→ Aim:
Extract, from the records beneath this instruction, each line that contains the word "government".

→ Records for this task:
****
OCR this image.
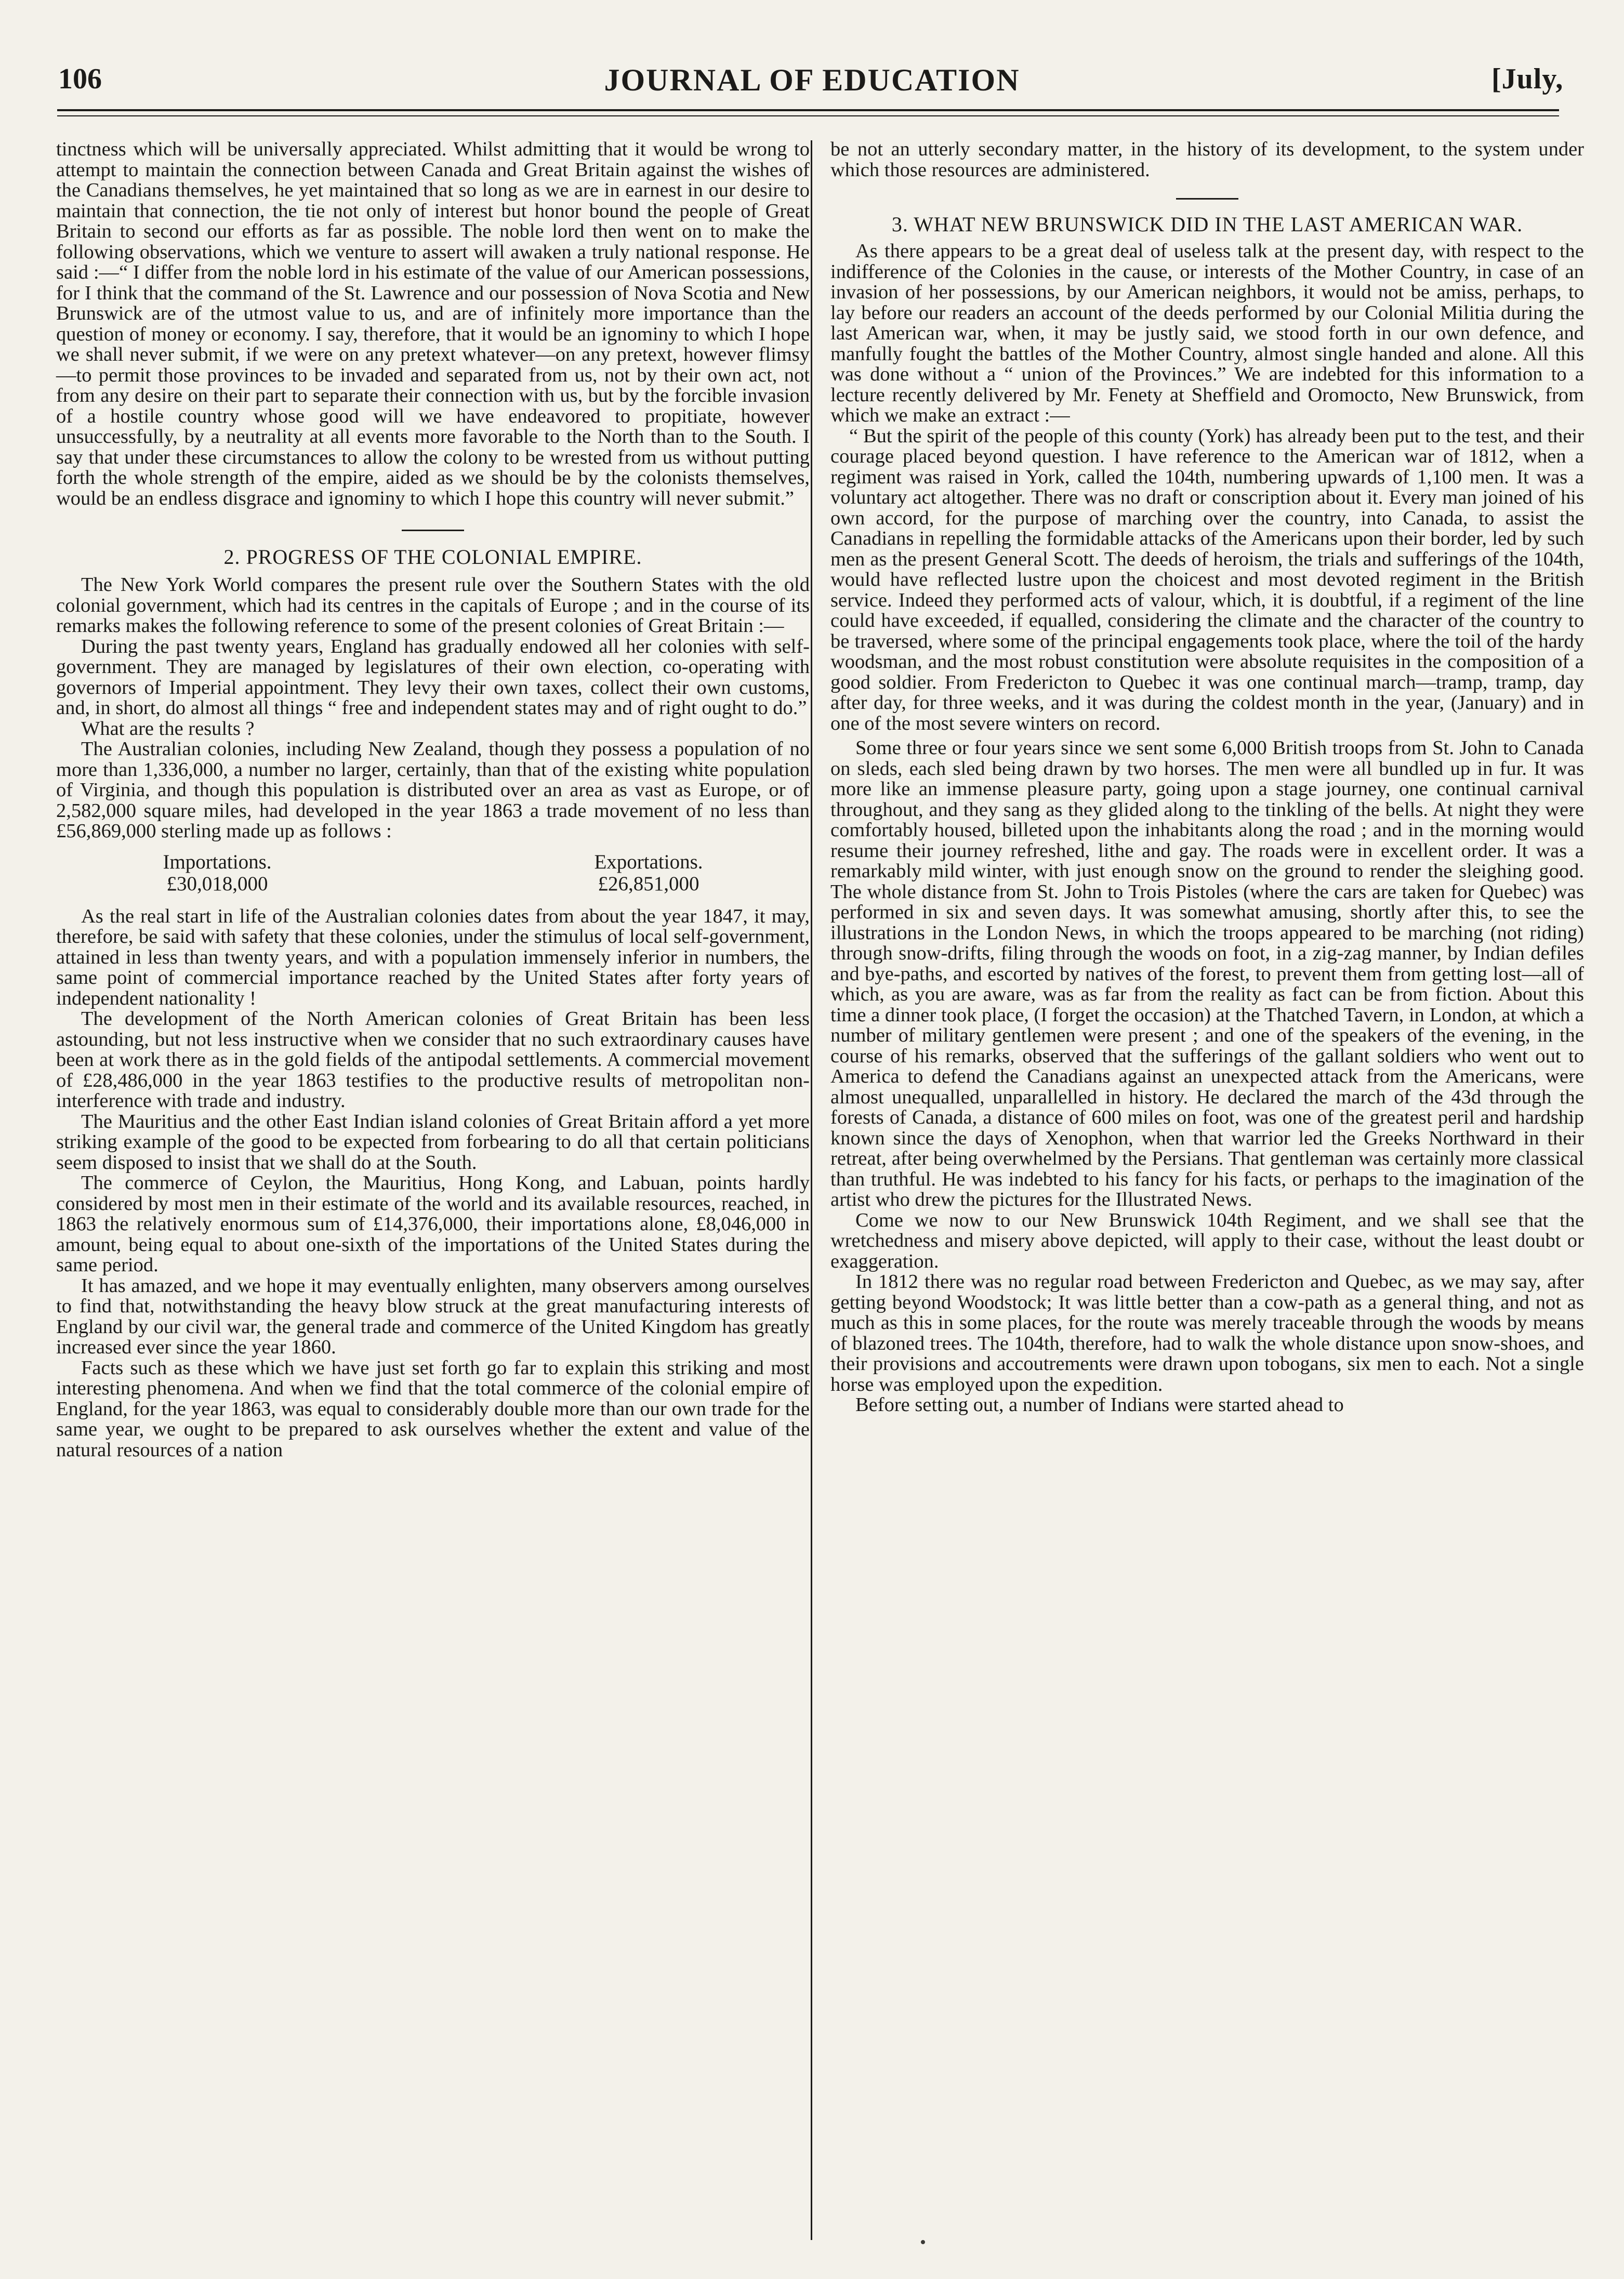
106	JOURNAL OF EDUCATION	[July,

tinctness which will be universally appreciated. Whilst admitting that it would be wrong to attempt to maintain the connection between Canada and Great Britain against the wishes of the Canadians themselves, he yet maintained that so long as we are in earnest in our desire to maintain that connection, the tie not only of interest but honor bound the people of Great Britain to second our efforts as far as possible. The noble lord then went on to make the following observations, which we venture to assert will awaken a truly national response. He said :—“ I differ from the noble lord in his estimate of the value of our American possessions, for I think that the command of the St. Lawrence and our possession of Nova Scotia and New Brunswick are of the utmost value to us, and are of infinitely more importance than the question of money or economy. I say, therefore, that it would be an ignominy to which I hope we shall never submit, if we were on any pretext whatever—on any pretext, however flimsy—to permit those provinces to be invaded and separated from us, not by their own act, not from any desire on their part to separate their connection with us, but by the forcible invasion of a hostile country whose good will we have endeavored to propitiate, however unsuccessfully, by a neutrality at all events more favorable to the North than to the South. I say that under these circumstances to allow the colony to be wrested from us without putting forth the whole strength of the empire, aided as we should be by the colonists themselves, would be an endless disgrace and ignominy to which I hope this country will never submit.”

2. PROGRESS OF THE COLONIAL EMPIRE.

The New York World compares the present rule over the Southern States with the old colonial government, which had its centres in the capitals of Europe ; and in the course of its remarks makes the following reference to some of the present colonies of Great Britain :—

During the past twenty years, England has gradually endowed all her colonies with self-government. They are managed by legislatures of their own election, co-operating with governors of Imperial appointment. They levy their own taxes, collect their own customs, and, in short, do almost all things “ free and independent states may and of right ought to do.”

What are the results ?

The Australian colonies, including New Zealand, though they possess a population of no more than 1,336,000, a number no larger, certainly, than that of the existing white population of Virginia, and though this population is distributed over an area as vast as Europe, or of 2,582,000 square miles, had developed in the year 1863 a trade movement of no less than £56,869,000 sterling made up as follows :

Importations.
£30,018,000
Exportations.
£26,851,000

As the real start in life of the Australian colonies dates from about the year 1847, it may, therefore, be said with safety that these colonies, under the stimulus of local self-government, attained in less than twenty years, and with a population immensely inferior in numbers, the same point of commercial importance reached by the United States after forty years of independent nationality !

The development of the North American colonies of Great Britain has been less astounding, but not less instructive when we consider that no such extraordinary causes have been at work there as in the gold fields of the antipodal settlements. A commercial movement of £28,486,000 in the year 1863 testifies to the productive results of metropolitan non-interference with trade and industry.

The Mauritius and the other East Indian island colonies of Great Britain afford a yet more striking example of the good to be expected from forbearing to do all that certain politicians seem disposed to insist that we shall do at the South.

The commerce of Ceylon, the Mauritius, Hong Kong, and Labuan, points hardly considered by most men in their estimate of the world and its available resources, reached, in 1863 the relatively enormous sum of £14,376,000, their importations alone, £8,046,000 in amount, being equal to about one-sixth of the importations of the United States during the same period.

It has amazed, and we hope it may eventually enlighten, many observers among ourselves to find that, notwithstanding the heavy blow struck at the great manufacturing interests of England by our civil war, the general trade and commerce of the United Kingdom has greatly increased ever since the year 1860.

Facts such as these which we have just set forth go far to explain this striking and most interesting phenomena. And when we find that the total commerce of the colonial empire of England, for the year 1863, was equal to considerably double more than our own trade for the same year, we ought to be prepared to ask ourselves whether the extent and value of the natural resources of a nation

be not an utterly secondary matter, in the history of its development, to the system under which those resources are administered.

3. WHAT NEW BRUNSWICK DID IN THE LAST AMERICAN WAR.

As there appears to be a great deal of useless talk at the present day, with respect to the indifference of the Colonies in the cause, or interests of the Mother Country, in case of an invasion of her possessions, by our American neighbors, it would not be amiss, perhaps, to lay before our readers an account of the deeds performed by our Colonial Militia during the last American war, when, it may be justly said, we stood forth in our own defence, and manfully fought the battles of the Mother Country, almost single handed and alone. All this was done without a “ union of the Provinces.” We are indebted for this information to a lecture recently delivered by Mr. Fenety at Sheffield and Oromocto, New Brunswick, from which we make an extract :—

“ But the spirit of the people of this county (York) has already been put to the test, and their courage placed beyond question. I have reference to the American war of 1812, when a regiment was raised in York, called the 104th, numbering upwards of 1,100 men. It was a voluntary act altogether. There was no draft or conscription about it. Every man joined of his own accord, for the purpose of marching over the country, into Canada, to assist the Canadians in repelling the formidable attacks of the Americans upon their border, led by such men as the present General Scott. The deeds of heroism, the trials and sufferings of the 104th, would have reflected lustre upon the choicest and most devoted regiment in the British service. Indeed they performed acts of valour, which, it is doubtful, if a regiment of the line could have exceeded, if equalled, considering the climate and the character of the country to be traversed, where some of the principal engagements took place, where the toil of the hardy woodsman, and the most robust constitution were absolute requisites in the composition of a good soldier. From Fredericton to Quebec it was one continual march—tramp, tramp, day after day, for three weeks, and it was during the coldest month in the year, (January) and in one of the most severe winters on record.

Some three or four years since we sent some 6,000 British troops from St. John to Canada on sleds, each sled being drawn by two horses. The men were all bundled up in fur. It was more like an immense pleasure party, going upon a stage journey, one continual carnival throughout, and they sang as they glided along to the tinkling of the bells. At night they were comfortably housed, billeted upon the inhabitants along the road ; and in the morning would resume their journey refreshed, lithe and gay. The roads were in excellent order. It was a remarkably mild winter, with just enough snow on the ground to render the sleighing good. The whole distance from St. John to Trois Pistoles (where the cars are taken for Quebec) was performed in six and seven days. It was somewhat amusing, shortly after this, to see the illustrations in the London News, in which the troops appeared to be marching (not riding) through snow-drifts, filing through the woods on foot, in a zig-zag manner, by Indian defiles and bye-paths, and escorted by natives of the forest, to prevent them from getting lost—all of which, as you are aware, was as far from the reality as fact can be from fiction. About this time a dinner took place, (I forget the occasion) at the Thatched Tavern, in London, at which a number of military gentlemen were present ; and one of the speakers of the evening, in the course of his remarks, observed that the sufferings of the gallant soldiers who went out to America to defend the Canadians against an unexpected attack from the Americans, were almost unequalled, unparallelled in history. He declared the march of the 43d through the forests of Canada, a distance of 600 miles on foot, was one of the greatest peril and hardship known since the days of Xenophon, when that warrior led the Greeks Northward in their retreat, after being overwhelmed by the Persians. That gentleman was certainly more classical than truthful. He was indebted to his fancy for his facts, or perhaps to the imagination of the artist who drew the pictures for the Illustrated News.

Come we now to our New Brunswick 104th Regiment, and we shall see that the wretchedness and misery above depicted, will apply to their case, without the least doubt or exaggeration.

In 1812 there was no regular road between Fredericton and Quebec, as we may say, after getting beyond Woodstock; It was little better than a cow-path as a general thing, and not as much as this in some places, for the route was merely traceable through the woods by means of blazoned trees. The 104th, therefore, had to walk the whole distance upon snow-shoes, and their provisions and accoutrements were drawn upon tobogans, six men to each. Not a single horse was employed upon the expedition.

Before setting out, a number of Indians were started ahead to
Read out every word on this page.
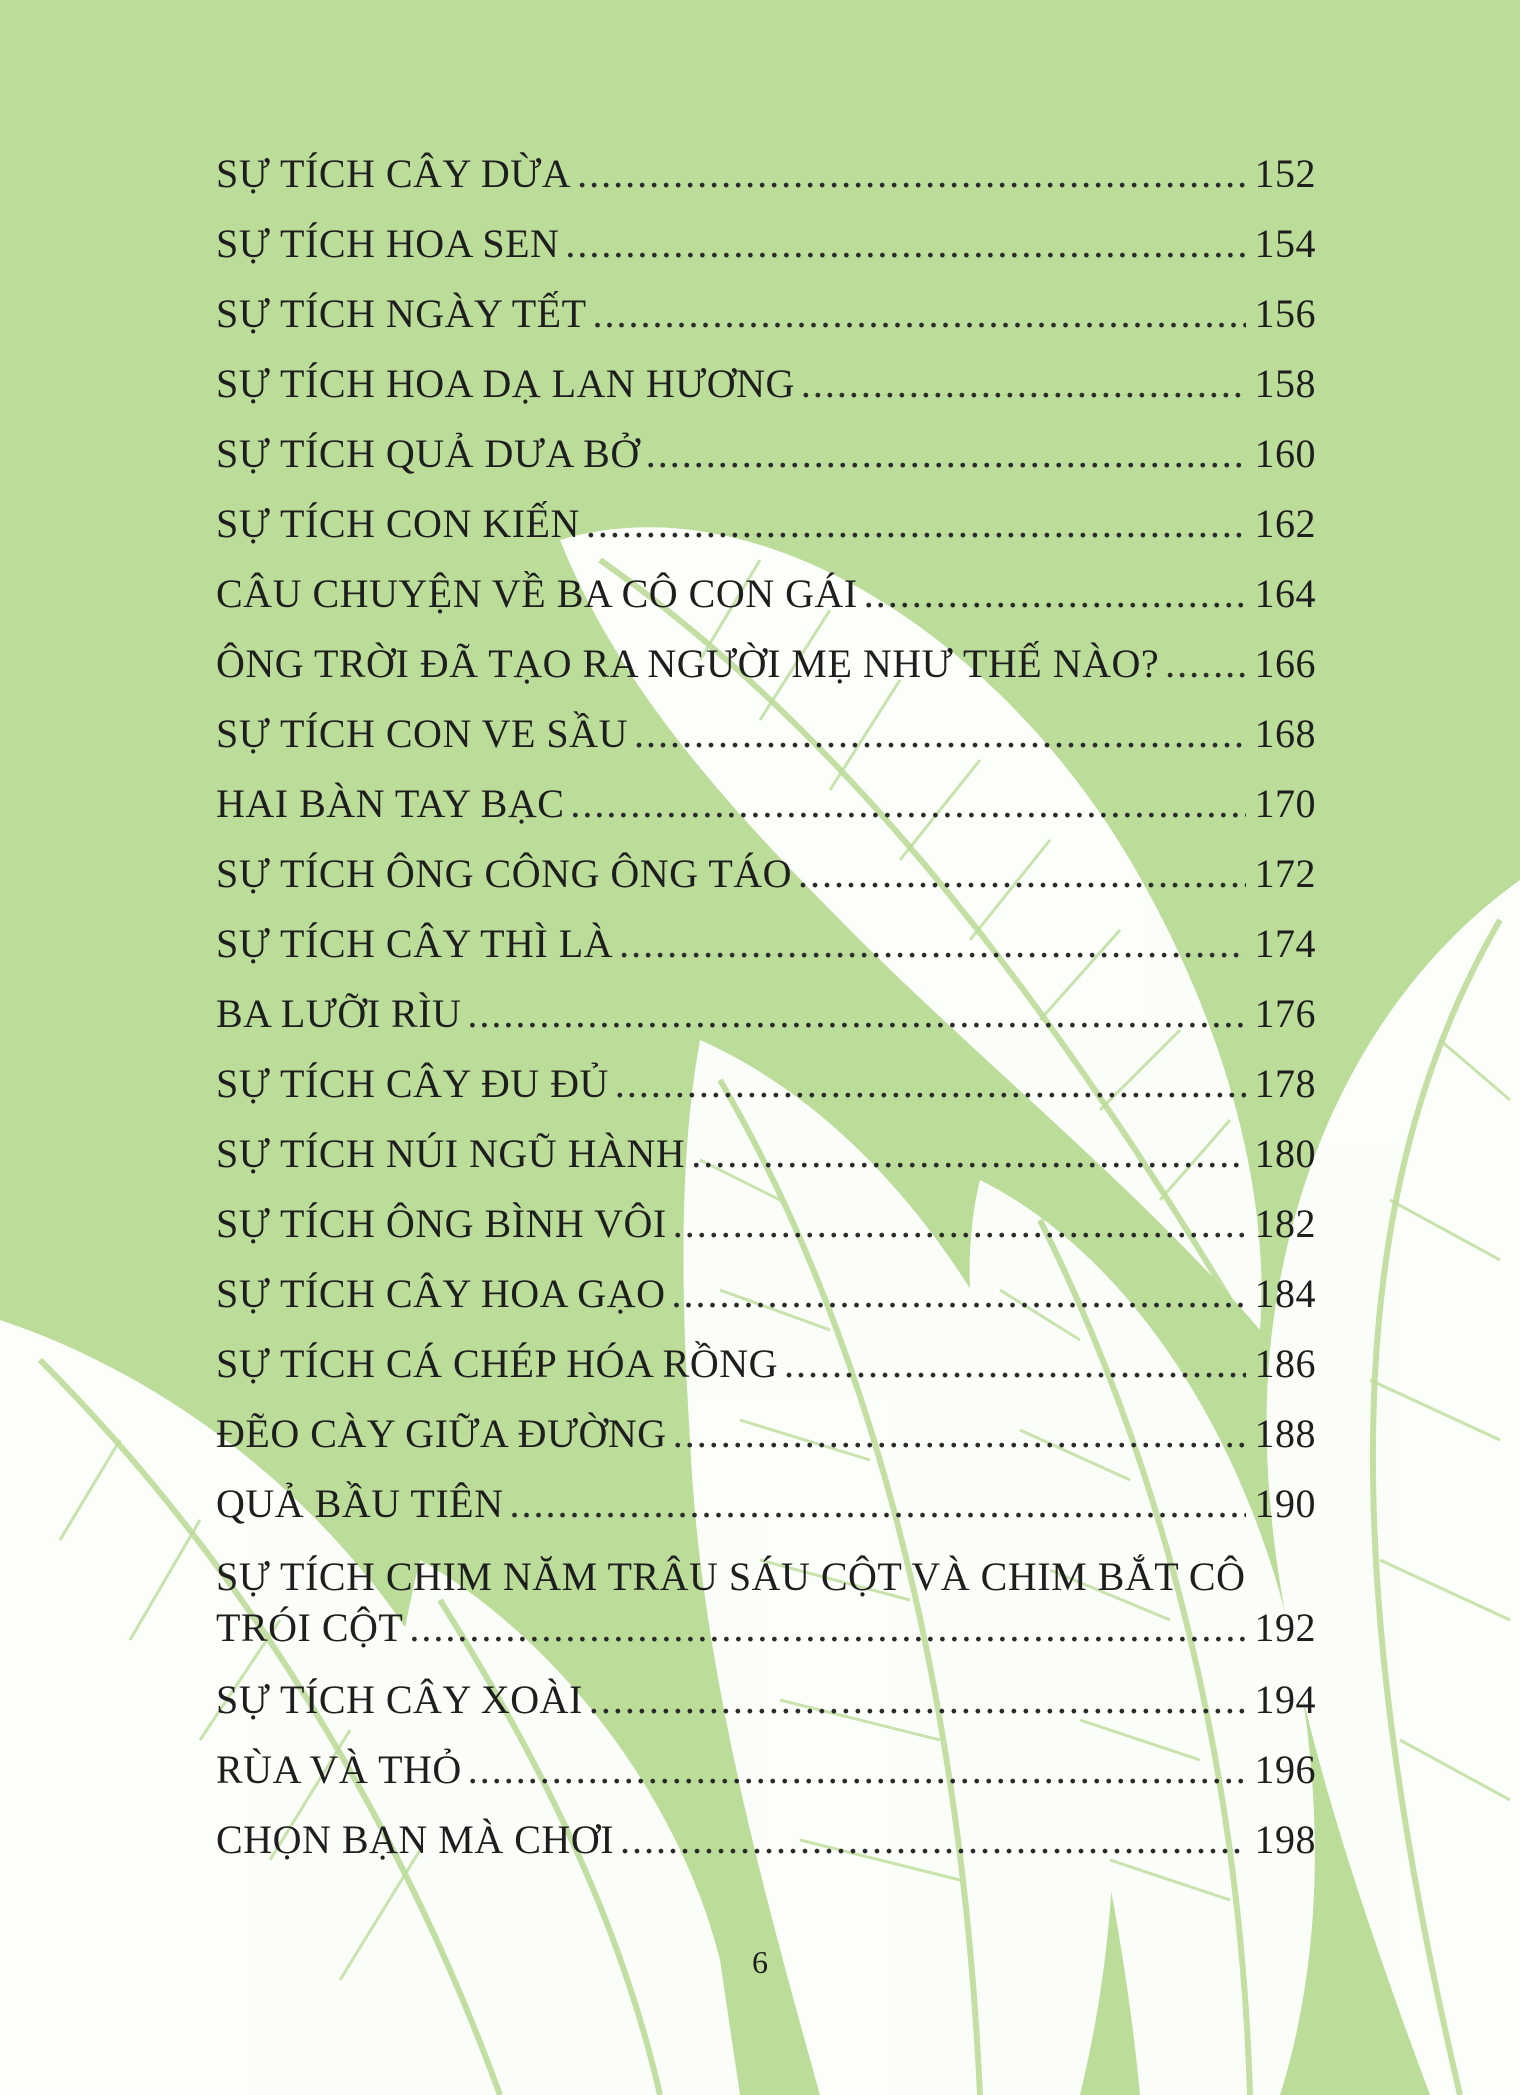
SỰ TÍCH CÂY DỪA .....	152
SỰ TÍCH HOA SEN .....	154
SỰ TÍCH NGÀY TẾT .....	156
SỰ TÍCH HOA DẠ LAN HƯƠNG .....	158
SỰ TÍCH QUẢ DƯA BỞ .....	160
SỰ TÍCH CON KIẾN .....	162
CÂU CHUYỆN VỀ BA CÔ CON GÁI .....	164
ÔNG TRỜI ĐÃ TẠO RA NGƯỜI MẸ NHƯ THẾ NÀO? ..... 166
SỰ TÍCH CON VE SẦU .....	168
HAI BÀN TAY BẠC .....	170
SỰ TÍCH ÔNG CÔNG ÔNG TÁO .....	172
SỰ TÍCH CÂY THÌ LÀ .....	174
BA LƯỠI RÌU .....	176
SỰ TÍCH CÂY ĐU ĐỦ .....	178
SỰ TÍCH NÚI NGŨ HÀNH .....	180
SỰ TÍCH ÔNG BÌNH VÔI .....	182
SỰ TÍCH CÂY HOA GẠO .....	184
SỰ TÍCH CÁ CHÉP HÓA RỒNG .....	186
ĐẼO CÀY GIỮA ĐƯỜNG .....	188
QUẢ BẦU TIÊN .....	190
SỰ TÍCH CHIM NĂM TRÂU SÁU CỘT VÀ CHIM BẮT CÔ
TRÓI CỘT .....	192
SỰ TÍCH CÂY XOÀI .....	194
RÙA VÀ THỎ .....	196
CHỌN BẠN MÀ CHƠI .....	198
6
****
→ Answer in full:
The New York World compares the present rule over the Southern States with the old colonial government, which had its centres in the capitals of Europe ; and in the course of its remarks makes the following reference to some of the present colonies of Great Britain :—
During the past twenty years, England has gradually endowed all her colonies with self-government. They are managed by legislatures of their own election, co-operating with governors of Imperial appointment. They levy their own taxes, collect their own customs, and, in short, do almost all things “ free and independent states may and of right ought to do.”
As the real start in life of the Australian colonies dates from about the year 1847, it may, therefore, be said with safety that these colonies, under the stimulus of local self-government, attained in less than twenty years, and with a population immensely inferior in numbers, the same point of commercial importance reached by the United States after forty years of independent nationality !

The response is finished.